Report, word for word, every line of the material that contains "umur".

★ ★ ★ ★

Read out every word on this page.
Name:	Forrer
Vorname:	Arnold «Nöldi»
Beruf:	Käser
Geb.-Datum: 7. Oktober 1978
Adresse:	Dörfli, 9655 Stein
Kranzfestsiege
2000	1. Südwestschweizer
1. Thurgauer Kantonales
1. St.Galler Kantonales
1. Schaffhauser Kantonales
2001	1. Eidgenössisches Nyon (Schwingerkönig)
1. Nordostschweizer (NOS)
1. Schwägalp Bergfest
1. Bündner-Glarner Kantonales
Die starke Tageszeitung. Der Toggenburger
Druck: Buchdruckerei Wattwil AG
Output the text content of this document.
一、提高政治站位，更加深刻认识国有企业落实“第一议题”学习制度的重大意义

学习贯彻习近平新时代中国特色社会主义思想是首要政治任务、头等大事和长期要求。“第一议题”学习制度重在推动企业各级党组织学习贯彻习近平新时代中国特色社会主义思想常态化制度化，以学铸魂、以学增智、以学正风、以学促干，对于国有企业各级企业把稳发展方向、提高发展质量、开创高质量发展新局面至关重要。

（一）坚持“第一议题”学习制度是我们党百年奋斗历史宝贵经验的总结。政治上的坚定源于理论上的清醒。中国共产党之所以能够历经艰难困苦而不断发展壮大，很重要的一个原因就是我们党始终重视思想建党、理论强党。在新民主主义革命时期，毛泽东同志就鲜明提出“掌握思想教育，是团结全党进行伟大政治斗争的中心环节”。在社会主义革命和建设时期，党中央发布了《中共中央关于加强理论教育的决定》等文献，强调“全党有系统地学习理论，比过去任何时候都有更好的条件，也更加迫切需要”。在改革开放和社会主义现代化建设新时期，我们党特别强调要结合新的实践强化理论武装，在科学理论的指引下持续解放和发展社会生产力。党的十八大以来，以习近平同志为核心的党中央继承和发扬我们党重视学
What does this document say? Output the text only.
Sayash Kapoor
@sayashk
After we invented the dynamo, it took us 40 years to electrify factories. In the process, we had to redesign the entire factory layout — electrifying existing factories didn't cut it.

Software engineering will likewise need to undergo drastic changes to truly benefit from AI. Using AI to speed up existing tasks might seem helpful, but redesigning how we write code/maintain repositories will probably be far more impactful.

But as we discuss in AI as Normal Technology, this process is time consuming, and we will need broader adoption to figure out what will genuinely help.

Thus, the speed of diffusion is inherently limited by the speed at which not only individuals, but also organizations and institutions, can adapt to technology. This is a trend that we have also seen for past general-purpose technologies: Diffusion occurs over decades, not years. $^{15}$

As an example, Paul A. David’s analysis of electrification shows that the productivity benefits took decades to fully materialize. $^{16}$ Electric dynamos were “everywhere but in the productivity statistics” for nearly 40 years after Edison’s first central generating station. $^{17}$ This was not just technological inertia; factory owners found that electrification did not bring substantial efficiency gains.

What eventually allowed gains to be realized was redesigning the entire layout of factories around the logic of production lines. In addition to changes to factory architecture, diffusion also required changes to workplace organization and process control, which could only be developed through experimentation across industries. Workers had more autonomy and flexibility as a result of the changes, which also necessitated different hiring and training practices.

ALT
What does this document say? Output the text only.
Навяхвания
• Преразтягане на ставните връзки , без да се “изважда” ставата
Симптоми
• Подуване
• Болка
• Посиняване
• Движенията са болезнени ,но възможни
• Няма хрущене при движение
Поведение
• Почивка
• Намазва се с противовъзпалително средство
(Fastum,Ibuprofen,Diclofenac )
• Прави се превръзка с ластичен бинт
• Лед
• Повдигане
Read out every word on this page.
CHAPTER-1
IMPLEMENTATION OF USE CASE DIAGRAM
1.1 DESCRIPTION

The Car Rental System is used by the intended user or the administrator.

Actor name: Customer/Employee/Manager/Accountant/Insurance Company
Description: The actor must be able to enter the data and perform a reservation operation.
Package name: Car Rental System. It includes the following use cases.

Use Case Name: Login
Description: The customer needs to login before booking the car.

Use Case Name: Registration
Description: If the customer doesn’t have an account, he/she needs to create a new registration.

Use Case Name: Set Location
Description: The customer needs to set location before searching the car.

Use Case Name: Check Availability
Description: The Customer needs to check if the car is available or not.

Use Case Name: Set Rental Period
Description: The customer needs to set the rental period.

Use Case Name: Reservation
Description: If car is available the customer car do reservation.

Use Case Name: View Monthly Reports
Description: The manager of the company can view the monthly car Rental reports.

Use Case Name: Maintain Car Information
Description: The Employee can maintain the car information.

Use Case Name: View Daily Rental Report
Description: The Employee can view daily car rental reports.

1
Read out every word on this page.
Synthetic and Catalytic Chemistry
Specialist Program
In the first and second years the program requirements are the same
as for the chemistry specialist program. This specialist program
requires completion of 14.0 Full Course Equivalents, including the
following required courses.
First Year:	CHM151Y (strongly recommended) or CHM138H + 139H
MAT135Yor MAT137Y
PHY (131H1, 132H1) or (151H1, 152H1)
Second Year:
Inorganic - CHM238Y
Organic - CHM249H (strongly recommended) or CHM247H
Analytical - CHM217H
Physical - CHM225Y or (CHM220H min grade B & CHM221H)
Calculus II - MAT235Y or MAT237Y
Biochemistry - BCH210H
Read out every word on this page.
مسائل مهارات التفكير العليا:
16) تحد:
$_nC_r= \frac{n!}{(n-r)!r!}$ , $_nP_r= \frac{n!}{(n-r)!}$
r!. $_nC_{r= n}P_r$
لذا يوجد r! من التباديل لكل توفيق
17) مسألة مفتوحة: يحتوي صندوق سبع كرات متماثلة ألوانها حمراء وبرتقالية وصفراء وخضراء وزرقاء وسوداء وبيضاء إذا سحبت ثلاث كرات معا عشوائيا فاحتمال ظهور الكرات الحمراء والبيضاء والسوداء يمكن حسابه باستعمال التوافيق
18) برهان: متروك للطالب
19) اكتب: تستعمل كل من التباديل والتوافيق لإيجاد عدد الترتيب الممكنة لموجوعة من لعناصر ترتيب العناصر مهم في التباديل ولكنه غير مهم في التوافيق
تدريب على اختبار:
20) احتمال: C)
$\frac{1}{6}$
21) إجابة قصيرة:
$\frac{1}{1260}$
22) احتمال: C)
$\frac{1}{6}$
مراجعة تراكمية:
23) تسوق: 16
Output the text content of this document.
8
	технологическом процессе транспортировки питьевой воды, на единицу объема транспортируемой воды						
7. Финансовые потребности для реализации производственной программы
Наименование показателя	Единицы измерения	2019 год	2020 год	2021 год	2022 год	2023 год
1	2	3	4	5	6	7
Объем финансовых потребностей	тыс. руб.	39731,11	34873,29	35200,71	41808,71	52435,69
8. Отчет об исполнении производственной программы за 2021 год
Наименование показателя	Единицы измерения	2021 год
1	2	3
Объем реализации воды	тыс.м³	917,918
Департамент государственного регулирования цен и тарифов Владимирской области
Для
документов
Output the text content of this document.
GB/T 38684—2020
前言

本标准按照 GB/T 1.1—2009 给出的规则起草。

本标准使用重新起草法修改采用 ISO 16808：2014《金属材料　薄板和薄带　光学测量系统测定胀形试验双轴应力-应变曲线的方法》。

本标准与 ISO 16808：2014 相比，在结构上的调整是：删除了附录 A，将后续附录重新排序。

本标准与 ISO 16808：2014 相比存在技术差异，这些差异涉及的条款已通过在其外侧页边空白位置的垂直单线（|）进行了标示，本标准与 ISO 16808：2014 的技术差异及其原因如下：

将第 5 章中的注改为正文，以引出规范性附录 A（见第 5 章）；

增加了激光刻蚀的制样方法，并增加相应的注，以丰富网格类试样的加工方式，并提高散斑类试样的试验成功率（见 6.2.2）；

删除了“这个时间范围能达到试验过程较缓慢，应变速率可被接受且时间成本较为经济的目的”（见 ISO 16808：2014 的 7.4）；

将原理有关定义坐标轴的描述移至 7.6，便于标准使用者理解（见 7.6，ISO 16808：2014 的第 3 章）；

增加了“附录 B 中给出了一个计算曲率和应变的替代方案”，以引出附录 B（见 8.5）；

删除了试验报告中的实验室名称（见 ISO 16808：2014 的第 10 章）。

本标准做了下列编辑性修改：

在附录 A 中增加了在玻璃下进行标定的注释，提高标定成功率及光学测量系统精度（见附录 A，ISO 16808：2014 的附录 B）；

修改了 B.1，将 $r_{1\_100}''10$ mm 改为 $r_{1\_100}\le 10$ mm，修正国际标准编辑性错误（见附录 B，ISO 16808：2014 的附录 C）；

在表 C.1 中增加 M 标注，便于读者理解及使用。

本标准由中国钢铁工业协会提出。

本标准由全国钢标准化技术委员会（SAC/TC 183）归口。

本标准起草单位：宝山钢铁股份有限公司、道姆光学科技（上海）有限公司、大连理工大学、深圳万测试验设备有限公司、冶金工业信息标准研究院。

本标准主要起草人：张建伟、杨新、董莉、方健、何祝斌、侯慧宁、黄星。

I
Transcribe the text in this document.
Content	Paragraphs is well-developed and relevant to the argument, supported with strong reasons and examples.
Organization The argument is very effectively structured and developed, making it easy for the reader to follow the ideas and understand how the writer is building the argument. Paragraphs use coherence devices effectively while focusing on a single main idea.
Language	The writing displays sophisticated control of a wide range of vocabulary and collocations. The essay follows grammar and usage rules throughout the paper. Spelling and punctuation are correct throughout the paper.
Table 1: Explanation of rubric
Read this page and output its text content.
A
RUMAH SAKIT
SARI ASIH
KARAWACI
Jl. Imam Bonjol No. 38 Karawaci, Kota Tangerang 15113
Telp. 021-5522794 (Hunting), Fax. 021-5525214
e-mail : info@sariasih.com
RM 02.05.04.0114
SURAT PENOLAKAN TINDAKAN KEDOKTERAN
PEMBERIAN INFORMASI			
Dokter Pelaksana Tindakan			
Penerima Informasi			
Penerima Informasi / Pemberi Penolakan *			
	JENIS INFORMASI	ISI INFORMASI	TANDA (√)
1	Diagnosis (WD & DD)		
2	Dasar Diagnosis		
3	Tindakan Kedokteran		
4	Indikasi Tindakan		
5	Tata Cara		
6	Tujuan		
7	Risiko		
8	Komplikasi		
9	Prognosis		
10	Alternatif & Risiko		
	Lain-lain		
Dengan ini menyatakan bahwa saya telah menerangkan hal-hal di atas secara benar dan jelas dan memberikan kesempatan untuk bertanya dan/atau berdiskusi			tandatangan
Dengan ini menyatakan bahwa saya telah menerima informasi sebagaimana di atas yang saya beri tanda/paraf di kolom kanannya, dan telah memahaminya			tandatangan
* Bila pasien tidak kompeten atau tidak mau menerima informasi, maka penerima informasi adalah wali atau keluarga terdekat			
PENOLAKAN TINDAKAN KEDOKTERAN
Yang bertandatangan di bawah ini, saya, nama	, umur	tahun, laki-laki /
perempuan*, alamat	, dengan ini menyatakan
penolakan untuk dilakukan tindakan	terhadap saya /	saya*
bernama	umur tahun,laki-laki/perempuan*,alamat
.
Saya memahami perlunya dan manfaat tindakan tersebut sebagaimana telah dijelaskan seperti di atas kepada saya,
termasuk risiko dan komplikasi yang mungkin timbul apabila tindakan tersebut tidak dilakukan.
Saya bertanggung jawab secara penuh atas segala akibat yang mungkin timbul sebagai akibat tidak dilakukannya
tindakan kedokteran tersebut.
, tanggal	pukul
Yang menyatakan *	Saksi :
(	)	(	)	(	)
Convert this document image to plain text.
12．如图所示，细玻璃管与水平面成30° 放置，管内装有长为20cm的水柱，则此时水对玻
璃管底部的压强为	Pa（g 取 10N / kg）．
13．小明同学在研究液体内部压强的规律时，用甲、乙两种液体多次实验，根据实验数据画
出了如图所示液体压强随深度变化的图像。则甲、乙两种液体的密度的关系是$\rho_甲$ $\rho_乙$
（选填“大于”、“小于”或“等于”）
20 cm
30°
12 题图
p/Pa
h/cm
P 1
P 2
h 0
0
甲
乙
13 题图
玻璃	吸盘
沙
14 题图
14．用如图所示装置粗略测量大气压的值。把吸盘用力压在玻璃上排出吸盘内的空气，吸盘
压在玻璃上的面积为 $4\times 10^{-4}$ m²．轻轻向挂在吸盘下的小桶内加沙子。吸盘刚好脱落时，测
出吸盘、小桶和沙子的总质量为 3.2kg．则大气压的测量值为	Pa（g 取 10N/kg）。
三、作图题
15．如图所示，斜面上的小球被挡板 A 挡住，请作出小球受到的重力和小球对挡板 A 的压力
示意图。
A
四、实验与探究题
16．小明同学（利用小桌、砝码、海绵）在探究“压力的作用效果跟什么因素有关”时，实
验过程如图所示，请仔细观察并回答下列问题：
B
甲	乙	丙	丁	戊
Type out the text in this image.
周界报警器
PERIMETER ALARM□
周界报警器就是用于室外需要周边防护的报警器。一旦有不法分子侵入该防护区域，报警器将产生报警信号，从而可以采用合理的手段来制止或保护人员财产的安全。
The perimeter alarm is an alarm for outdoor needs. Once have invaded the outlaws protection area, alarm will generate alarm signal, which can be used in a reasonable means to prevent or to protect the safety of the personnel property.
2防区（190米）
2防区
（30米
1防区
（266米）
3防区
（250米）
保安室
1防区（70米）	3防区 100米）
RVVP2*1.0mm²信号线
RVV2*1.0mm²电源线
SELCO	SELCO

★ ★ ★ ★

Answer to this problem:
Yang bertandatangan di bawah ini, saya, nama	, umur	tahun, laki-laki /
bernama	umur tahun,laki-laki/perempuan*,alamat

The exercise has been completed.